**Material provided:**
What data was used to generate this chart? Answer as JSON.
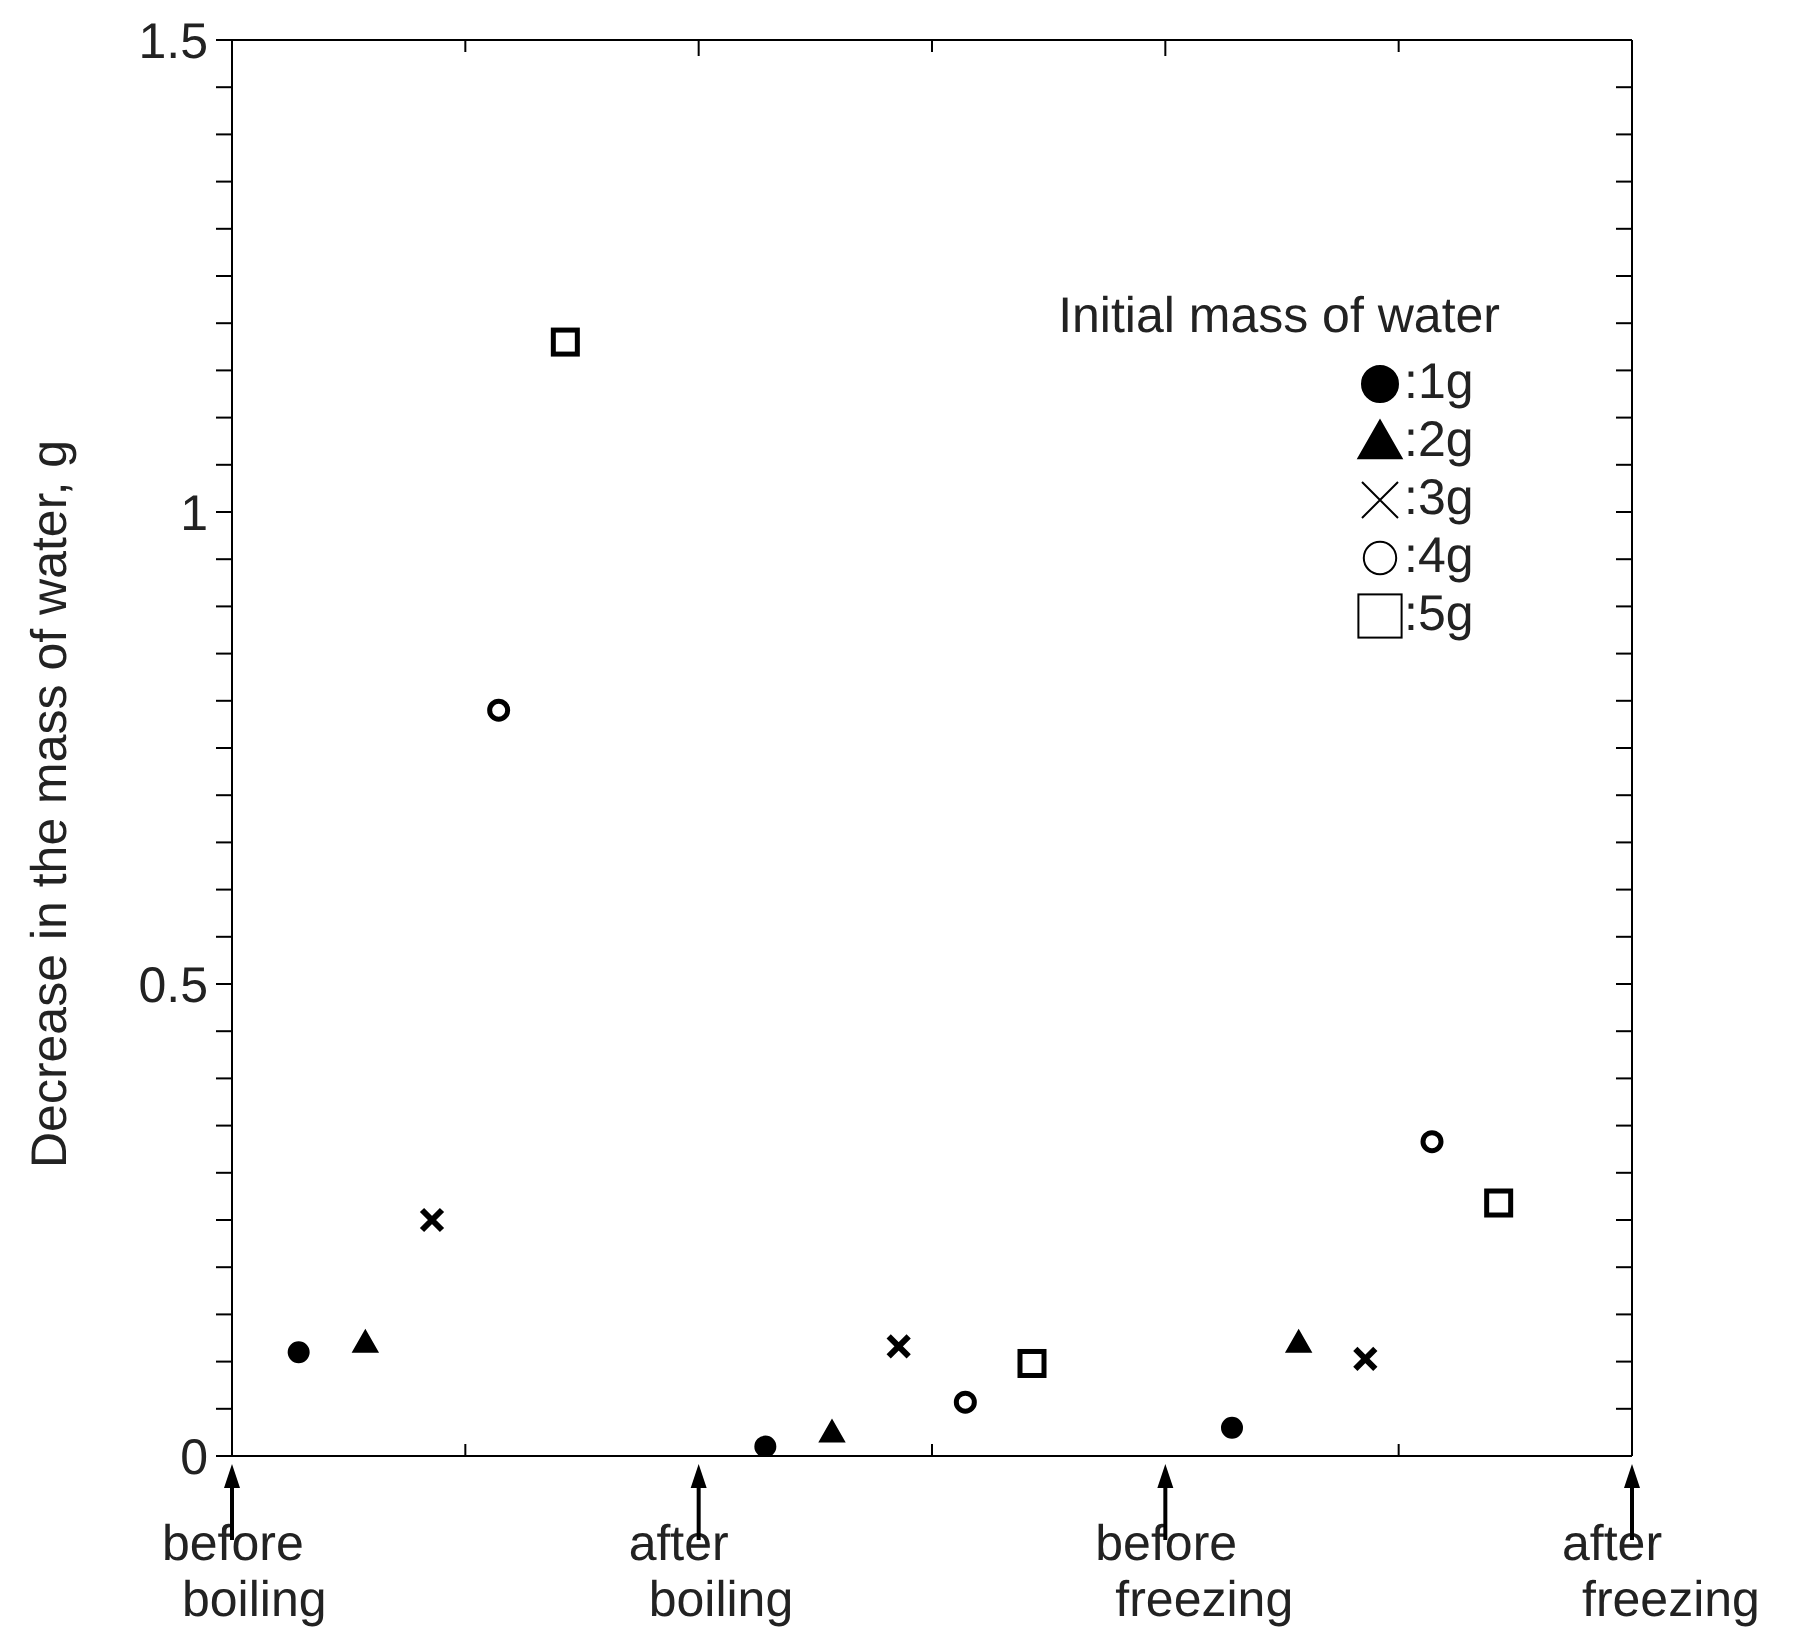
{
  "chart_data": {
    "type": "scatter",
    "ylabel": "Decrease in the mass of water,  g",
    "legend_title": "Initial mass of water",
    "legend": "top right",
    "categories": [
      "before boiling",
      null,
      null,
      null,
      null,
      null,
      null,
      "after boiling",
      null,
      null,
      null,
      null,
      null,
      null,
      "before freezing",
      null,
      null,
      null,
      null,
      null,
      null,
      "after freezing"
    ],
    "ylim": [
      0,
      1.5
    ],
    "yticks": [
      0,
      {
        "value": 0.05,
        "label": null
      },
      {
        "value": 0.1,
        "label": null
      },
      {
        "value": 0.15,
        "label": null
      },
      {
        "value": 0.2,
        "label": null
      },
      {
        "value": 0.25,
        "label": null
      },
      {
        "value": 0.3,
        "label": null
      },
      {
        "value": 0.35,
        "label": null
      },
      {
        "value": 0.4,
        "label": null
      },
      {
        "value": 0.45,
        "label": null
      },
      {
        "value": 0.5,
        "label": "0.5"
      },
      {
        "value": 0.55,
        "label": null
      },
      {
        "value": 0.6,
        "label": null
      },
      {
        "value": 0.65,
        "label": null
      },
      {
        "value": 0.7,
        "label": null
      },
      {
        "value": 0.75,
        "label": null
      },
      {
        "value": 0.8,
        "label": null
      },
      {
        "value": 0.85,
        "label": null
      },
      {
        "value": 0.9,
        "label": null
      },
      {
        "value": 0.95,
        "label": null
      },
      1,
      {
        "value": 1.05,
        "label": null
      },
      {
        "value": 1.1,
        "label": null
      },
      {
        "value": 1.15,
        "label": null
      },
      {
        "value": 1.2,
        "label": null
      },
      {
        "value": 1.25,
        "label": null
      },
      {
        "value": 1.3,
        "label": null
      },
      {
        "value": 1.35,
        "label": null
      },
      {
        "value": 1.4,
        "label": null
      },
      {
        "value": 1.45,
        "label": null
      },
      1.5
    ],
    "series": [
      {
        "name": ":1g",
        "color": "#000000",
        "marker": "circle",
        "values": [
          null,
          0.11,
          null,
          null,
          null,
          null,
          null,
          null,
          0.01,
          null,
          null,
          null,
          null,
          null,
          null,
          0.03,
          null,
          null,
          null,
          null,
          null,
          null
        ]
      },
      {
        "name": ":2g",
        "color": "#000000",
        "marker": "triangle",
        "values": [
          null,
          null,
          0.12,
          null,
          null,
          null,
          null,
          null,
          null,
          0.025,
          null,
          null,
          null,
          null,
          null,
          null,
          0.12,
          null,
          null,
          null,
          null,
          null
        ]
      },
      {
        "name": ":3g",
        "color": "#000000",
        "marker": "cross",
        "values": [
          null,
          null,
          null,
          0.25,
          null,
          null,
          null,
          null,
          null,
          null,
          0.116,
          null,
          null,
          null,
          null,
          null,
          null,
          0.103,
          null,
          null,
          null,
          null
        ]
      },
      {
        "name": ":4g",
        "color": "#000000",
        "marker": "circle",
        "values": [
          null,
          null,
          null,
          null,
          0.79,
          null,
          null,
          null,
          null,
          null,
          null,
          0.057,
          null,
          null,
          null,
          null,
          null,
          null,
          0.333,
          null,
          null,
          null
        ]
      },
      {
        "name": ":5g",
        "color": "#000000",
        "marker": "square",
        "values": [
          null,
          null,
          null,
          null,
          null,
          1.18,
          null,
          null,
          null,
          null,
          null,
          null,
          0.098,
          null,
          null,
          null,
          null,
          null,
          null,
          0.268,
          null,
          null
        ]
      }
    ]
  }
}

**What this task involves:**
Find each line that has the word "water", then copy it out.

**Completed exercise:**
    "ylabel": "Decrease in the mass of water,  g",
    "legend_title": "Initial mass of water",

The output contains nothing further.